# Data provided:
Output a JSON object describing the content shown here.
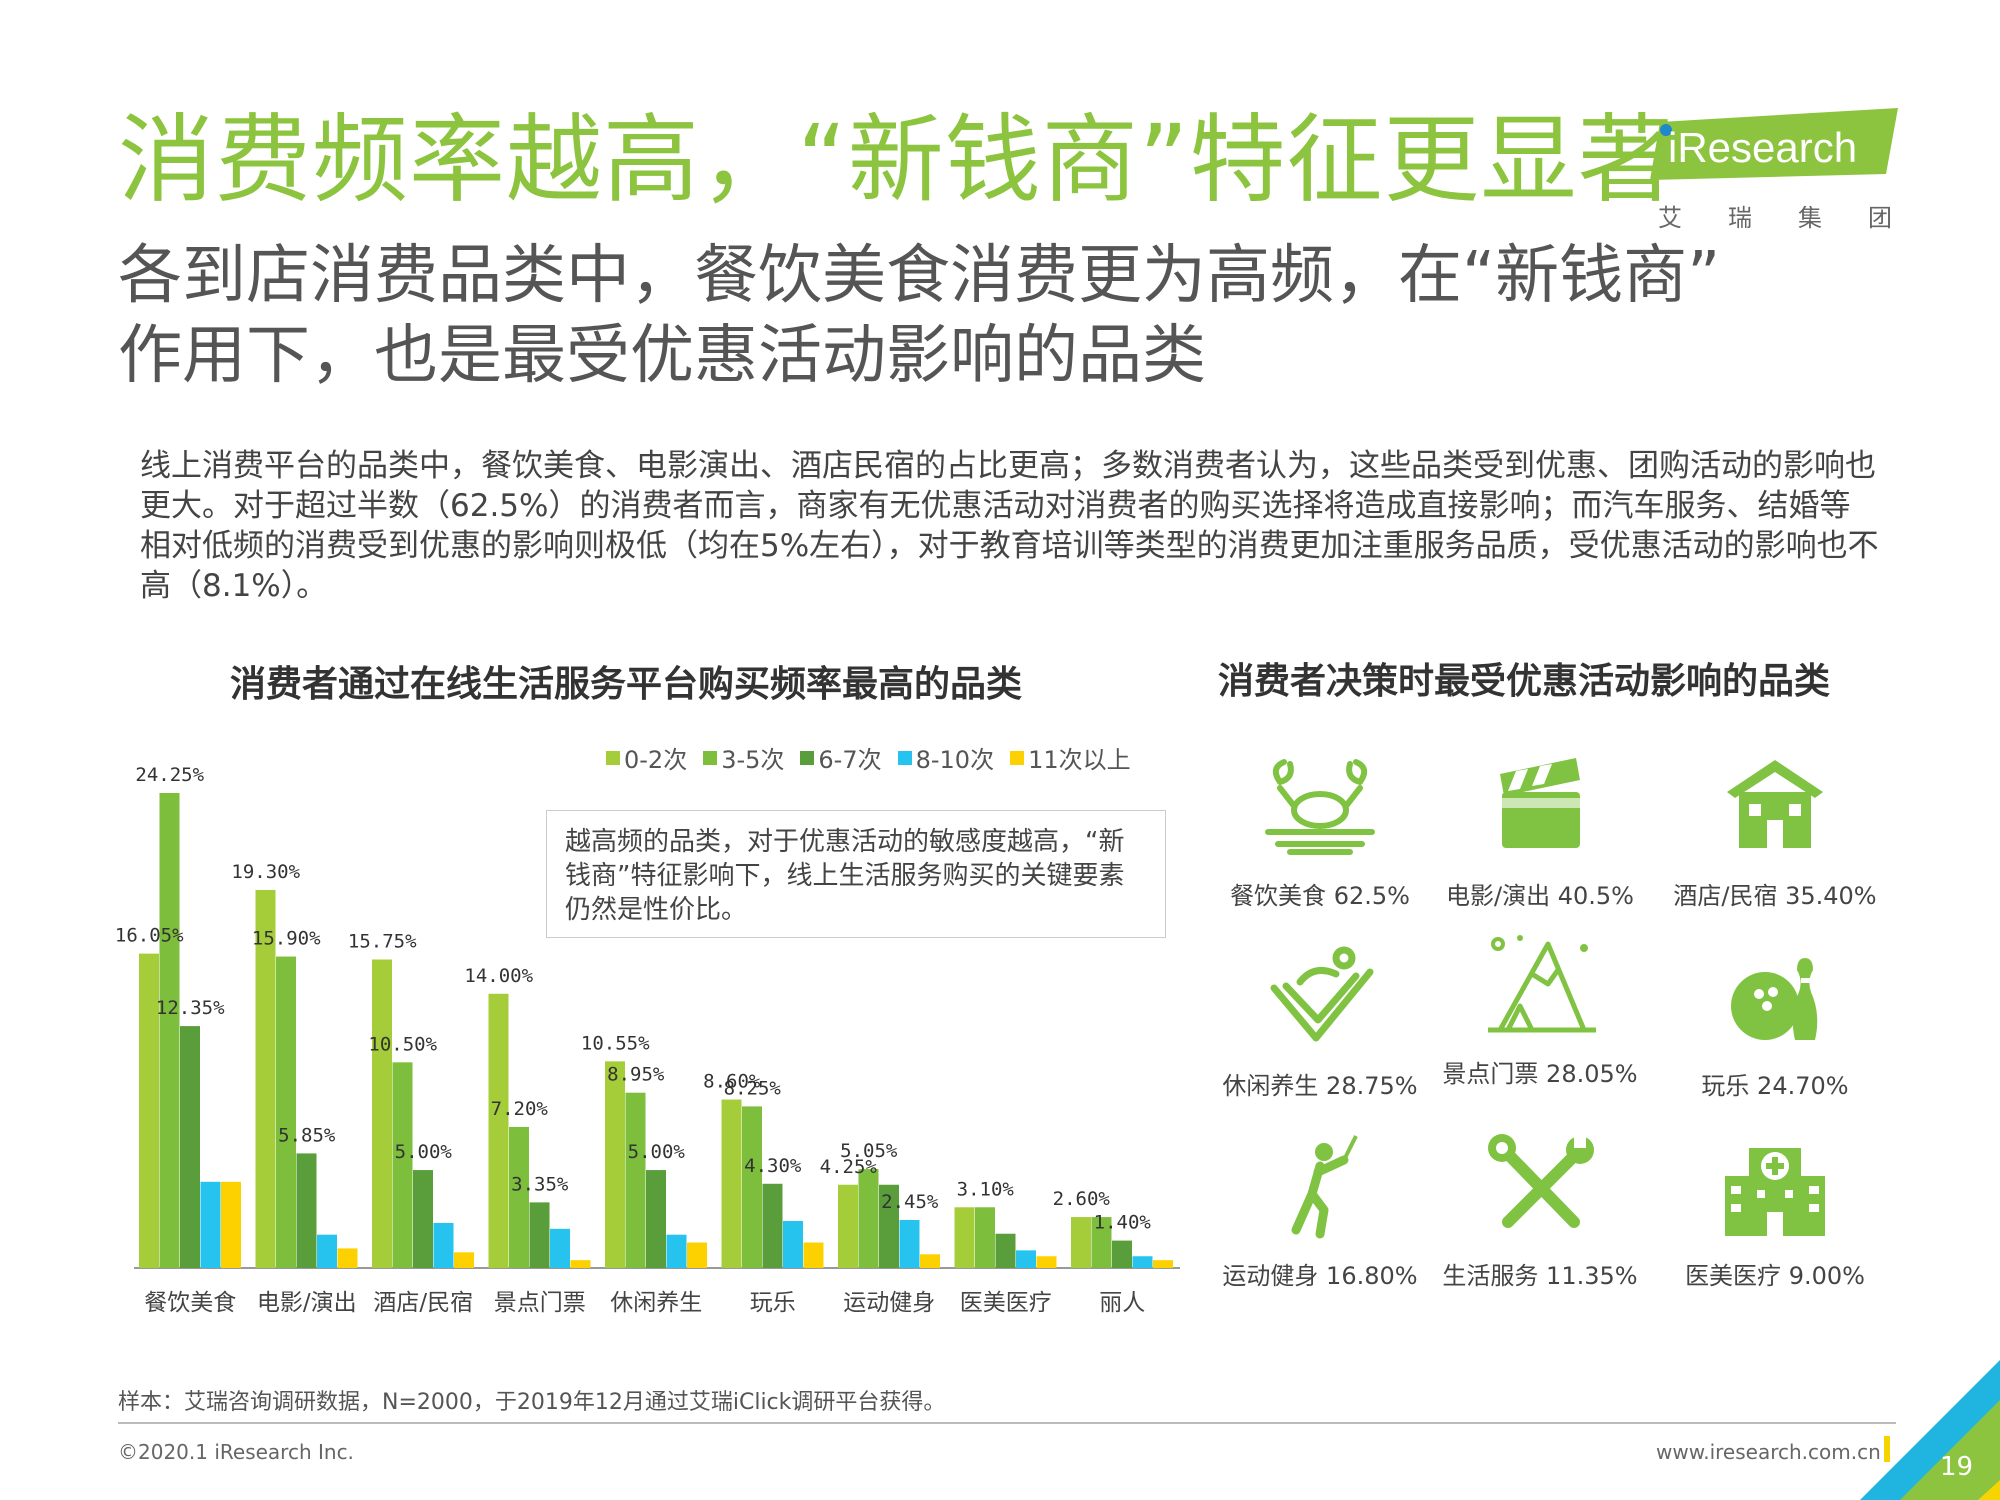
{
  "header": {
    "title": "消费频率越高，“新钱商”特征更显著",
    "subtitle_line1": "各到店消费品类中，餐饮美食消费更为高频，在“新钱商”",
    "subtitle_line2": "作用下，也是最受优惠活动影响的品类"
  },
  "logo": {
    "brand": "iResearch",
    "sub_chars": [
      "艾",
      "瑞",
      "集",
      "团"
    ]
  },
  "description": "线上消费平台的品类中，餐饮美食、电影演出、酒店民宿的占比更高；多数消费者认为，这些品类受到优惠、团购活动的影响也更大。对于超过半数（62.5%）的消费者而言，商家有无优惠活动对消费者的购买选择将造成直接影响；而汽车服务、结婚等相对低频的消费受到优惠的影响则极低（均在5%左右），对于教育培训等类型的消费更加注重服务品质，受优惠活动的影响也不高（8.1%）。",
  "left_chart_title": "消费者通过在线生活服务平台购买频率最高的品类",
  "right_chart_title": "消费者决策时最受优惠活动影响的品类",
  "note": "越高频的品类，对于优惠活动的敏感度越高，“新钱商”特征影响下，线上生活服务购买的关键要素仍然是性价比。",
  "colors": {
    "green_title": "#8cc43f",
    "series": [
      "#a5cd3a",
      "#7dbe3c",
      "#5a9e3b",
      "#25c3ee",
      "#fdd000"
    ],
    "icon_green": "#80c342"
  },
  "chart_data": {
    "type": "bar",
    "categories": [
      "餐饮美食",
      "电影/演出",
      "酒店/民宿",
      "景点门票",
      "休闲养生",
      "玩乐",
      "运动健身",
      "医美医疗",
      "丽人"
    ],
    "series": [
      {
        "name": "0-2次",
        "values": [
          16.05,
          19.3,
          15.75,
          14.0,
          10.55,
          8.6,
          4.25,
          3.1,
          2.6
        ]
      },
      {
        "name": "3-5次",
        "values": [
          24.25,
          15.9,
          10.5,
          7.2,
          8.95,
          8.25,
          5.05,
          3.1,
          2.6
        ]
      },
      {
        "name": "6-7次",
        "values": [
          12.35,
          5.85,
          5.0,
          3.35,
          5.0,
          4.3,
          4.25,
          1.75,
          1.4
        ]
      },
      {
        "name": "8-10次",
        "values": [
          4.4,
          1.7,
          2.3,
          2.0,
          1.7,
          2.4,
          2.45,
          0.9,
          0.6
        ]
      },
      {
        "name": "11次以上",
        "values": [
          4.4,
          1.0,
          0.8,
          0.4,
          1.3,
          1.3,
          0.7,
          0.6,
          0.4
        ]
      }
    ],
    "labels": [
      {
        "cat": 0,
        "series": 1,
        "text": "24.25%"
      },
      {
        "cat": 0,
        "series": 0,
        "text": "16.05%"
      },
      {
        "cat": 0,
        "series": 2,
        "text": "12.35%"
      },
      {
        "cat": 1,
        "series": 0,
        "text": "19.30%"
      },
      {
        "cat": 1,
        "series": 1,
        "text": "15.90%"
      },
      {
        "cat": 1,
        "series": 2,
        "text": "5.85%"
      },
      {
        "cat": 2,
        "series": 0,
        "text": "15.75%"
      },
      {
        "cat": 2,
        "series": 1,
        "text": "10.50%"
      },
      {
        "cat": 2,
        "series": 2,
        "text": "5.00%"
      },
      {
        "cat": 3,
        "series": 0,
        "text": "14.00%"
      },
      {
        "cat": 3,
        "series": 1,
        "text": "7.20%"
      },
      {
        "cat": 3,
        "series": 2,
        "text": "3.35%"
      },
      {
        "cat": 4,
        "series": 0,
        "text": "10.55%"
      },
      {
        "cat": 4,
        "series": 1,
        "text": "8.95%"
      },
      {
        "cat": 4,
        "series": 2,
        "text": "5.00%"
      },
      {
        "cat": 5,
        "series": 0,
        "text": "8.60%"
      },
      {
        "cat": 5,
        "series": 1,
        "text": "8.25%"
      },
      {
        "cat": 5,
        "series": 2,
        "text": "4.30%"
      },
      {
        "cat": 6,
        "series": 0,
        "text": "4.25%"
      },
      {
        "cat": 6,
        "series": 1,
        "text": "5.05%"
      },
      {
        "cat": 6,
        "series": 3,
        "text": "2.45%"
      },
      {
        "cat": 7,
        "series": 1,
        "text": "3.10%"
      },
      {
        "cat": 8,
        "series": 0,
        "text": "2.60%"
      },
      {
        "cat": 8,
        "series": 2,
        "text": "1.40%"
      }
    ],
    "ylim": [
      0,
      26
    ],
    "legend": "top-right",
    "grid": false
  },
  "influence_items": [
    {
      "label": "餐饮美食 62.5%",
      "icon": "crab-dish-icon"
    },
    {
      "label": "电影/演出 40.5%",
      "icon": "clapperboard-icon"
    },
    {
      "label": "酒店/民宿 35.40%",
      "icon": "house-icon"
    },
    {
      "label": "休闲养生 28.75%",
      "icon": "lounge-chair-icon"
    },
    {
      "label": "景点门票 28.05%",
      "icon": "mountain-icon"
    },
    {
      "label": "玩乐 24.70%",
      "icon": "bowling-icon"
    },
    {
      "label": "运动健身 16.80%",
      "icon": "golfer-icon"
    },
    {
      "label": "生活服务 11.35%",
      "icon": "tools-icon"
    },
    {
      "label": "医美医疗 9.00%",
      "icon": "hospital-icon"
    }
  ],
  "footer": {
    "footnote": "样本：艾瑞咨询调研数据，N=2000，于2019年12月通过艾瑞iClick调研平台获得。",
    "copyright": "©2020.1 iResearch Inc.",
    "site": "www.iresearch.com.cn",
    "page": "19"
  }
}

# Problem:
Lines in the records that hold the word "name" are to be counted; give only the total.

# Result of the exercise:
5